** Start Supplied material **
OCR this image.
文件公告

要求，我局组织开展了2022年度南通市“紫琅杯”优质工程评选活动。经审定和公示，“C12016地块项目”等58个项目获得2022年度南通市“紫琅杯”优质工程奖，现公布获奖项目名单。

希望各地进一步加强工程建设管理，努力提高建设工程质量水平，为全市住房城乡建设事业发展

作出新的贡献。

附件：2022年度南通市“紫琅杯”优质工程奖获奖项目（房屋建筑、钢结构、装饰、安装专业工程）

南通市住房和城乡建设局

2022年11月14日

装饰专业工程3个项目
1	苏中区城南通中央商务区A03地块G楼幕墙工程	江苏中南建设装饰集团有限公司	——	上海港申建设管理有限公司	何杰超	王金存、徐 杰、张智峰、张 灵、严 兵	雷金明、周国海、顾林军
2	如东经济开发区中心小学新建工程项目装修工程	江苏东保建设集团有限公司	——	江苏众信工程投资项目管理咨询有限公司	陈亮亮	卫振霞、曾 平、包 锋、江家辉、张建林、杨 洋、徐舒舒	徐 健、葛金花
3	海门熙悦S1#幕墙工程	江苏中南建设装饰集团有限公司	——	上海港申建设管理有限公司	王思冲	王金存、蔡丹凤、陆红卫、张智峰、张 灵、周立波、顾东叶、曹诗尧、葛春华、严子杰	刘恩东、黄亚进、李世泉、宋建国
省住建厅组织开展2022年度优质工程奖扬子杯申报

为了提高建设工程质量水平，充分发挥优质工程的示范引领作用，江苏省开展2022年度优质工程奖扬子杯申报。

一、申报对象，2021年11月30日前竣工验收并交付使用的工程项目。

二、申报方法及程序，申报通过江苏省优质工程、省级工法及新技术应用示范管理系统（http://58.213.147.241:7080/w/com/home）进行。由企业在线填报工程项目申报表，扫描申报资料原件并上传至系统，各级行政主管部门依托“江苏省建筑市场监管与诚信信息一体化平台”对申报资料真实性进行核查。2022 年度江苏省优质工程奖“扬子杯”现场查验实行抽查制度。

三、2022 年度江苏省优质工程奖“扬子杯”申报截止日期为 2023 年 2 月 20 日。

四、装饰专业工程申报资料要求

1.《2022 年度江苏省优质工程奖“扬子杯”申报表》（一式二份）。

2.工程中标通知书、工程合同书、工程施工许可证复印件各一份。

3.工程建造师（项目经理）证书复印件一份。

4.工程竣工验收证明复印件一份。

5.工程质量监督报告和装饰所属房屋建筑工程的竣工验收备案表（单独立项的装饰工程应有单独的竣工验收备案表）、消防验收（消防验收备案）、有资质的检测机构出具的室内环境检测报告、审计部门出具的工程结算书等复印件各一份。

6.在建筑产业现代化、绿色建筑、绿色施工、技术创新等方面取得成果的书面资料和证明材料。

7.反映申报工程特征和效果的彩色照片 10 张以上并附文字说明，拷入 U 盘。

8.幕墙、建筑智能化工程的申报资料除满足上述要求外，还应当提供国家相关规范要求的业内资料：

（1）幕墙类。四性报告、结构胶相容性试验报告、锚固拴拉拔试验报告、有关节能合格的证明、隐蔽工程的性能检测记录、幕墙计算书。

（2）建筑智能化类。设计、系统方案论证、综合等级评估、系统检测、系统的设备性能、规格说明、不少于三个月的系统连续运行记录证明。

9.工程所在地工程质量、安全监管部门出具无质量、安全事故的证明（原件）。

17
** End Supplied material **
- [What to produce]: Restate every entry word for word.

- [Output]:
OCR this image.
文件公告

要求，我局组织开展了2022年度南通市“紫琅杯”优质工程评选活动。经审定和公示，“C12016地块项目”等58个项目获得2022年度南通市“紫琅杯”优质工程奖，现公布获奖项目名单。

希望各地进一步加强工程建设管理，努力提高建设工程质量水平，为全市住房城乡建设事业发展

作出新的贡献。

附件：2022年度南通市“紫琅杯”优质工程奖获奖项目（房屋建筑、钢结构、装饰、安装专业工程）

南通市住房和城乡建设局

2022年11月14日

装饰专业工程3个项目
1	苏中区城南通中央商务区A03地块G楼幕墙工程	江苏中南建设装饰集团有限公司	——	上海港申建设管理有限公司	何杰超	王金存、徐 杰、张智峰、张 灵、严 兵	雷金明、周国海、顾林军
2	如东经济开发区中心小学新建工程项目装修工程	江苏东保建设集团有限公司	——	江苏众信工程投资项目管理咨询有限公司	陈亮亮	卫振霞、曾 平、包 锋、江家辉、张建林、杨 洋、徐舒舒	徐 健、葛金花
3	海门熙悦S1#幕墙工程	江苏中南建设装饰集团有限公司	——	上海港申建设管理有限公司	王思冲	王金存、蔡丹凤、陆红卫、张智峰、张 灵、周立波、顾东叶、曹诗尧、葛春华、严子杰	刘恩东、黄亚进、李世泉、宋建国
省住建厅组织开展2022年度优质工程奖扬子杯申报

为了提高建设工程质量水平，充分发挥优质工程的示范引领作用，江苏省开展2022年度优质工程奖扬子杯申报。

一、申报对象，2021年11月30日前竣工验收并交付使用的工程项目。

二、申报方法及程序，申报通过江苏省优质工程、省级工法及新技术应用示范管理系统（http://58.213.147.241:7080/w/com/home）进行。由企业在线填报工程项目申报表，扫描申报资料原件并上传至系统，各级行政主管部门依托“江苏省建筑市场监管与诚信信息一体化平台”对申报资料真实性进行核查。2022 年度江苏省优质工程奖“扬子杯”现场查验实行抽查制度。

三、2022 年度江苏省优质工程奖“扬子杯”申报截止日期为 2023 年 2 月 20 日。

四、装饰专业工程申报资料要求

1.《2022 年度江苏省优质工程奖“扬子杯”申报表》（一式二份）。

2.工程中标通知书、工程合同书、工程施工许可证复印件各一份。

3.工程建造师（项目经理）证书复印件一份。

4.工程竣工验收证明复印件一份。

5.工程质量监督报告和装饰所属房屋建筑工程的竣工验收备案表（单独立项的装饰工程应有单独的竣工验收备案表）、消防验收（消防验收备案）、有资质的检测机构出具的室内环境检测报告、审计部门出具的工程结算书等复印件各一份。

6.在建筑产业现代化、绿色建筑、绿色施工、技术创新等方面取得成果的书面资料和证明材料。

7.反映申报工程特征和效果的彩色照片 10 张以上并附文字说明，拷入 U 盘。

8.幕墙、建筑智能化工程的申报资料除满足上述要求外，还应当提供国家相关规范要求的业内资料：

（1）幕墙类。四性报告、结构胶相容性试验报告、锚固拴拉拔试验报告、有关节能合格的证明、隐蔽工程的性能检测记录、幕墙计算书。

（2）建筑智能化类。设计、系统方案论证、综合等级评估、系统检测、系统的设备性能、规格说明、不少于三个月的系统连续运行记录证明。

9.工程所在地工程质量、安全监管部门出具无质量、安全事故的证明（原件）。

17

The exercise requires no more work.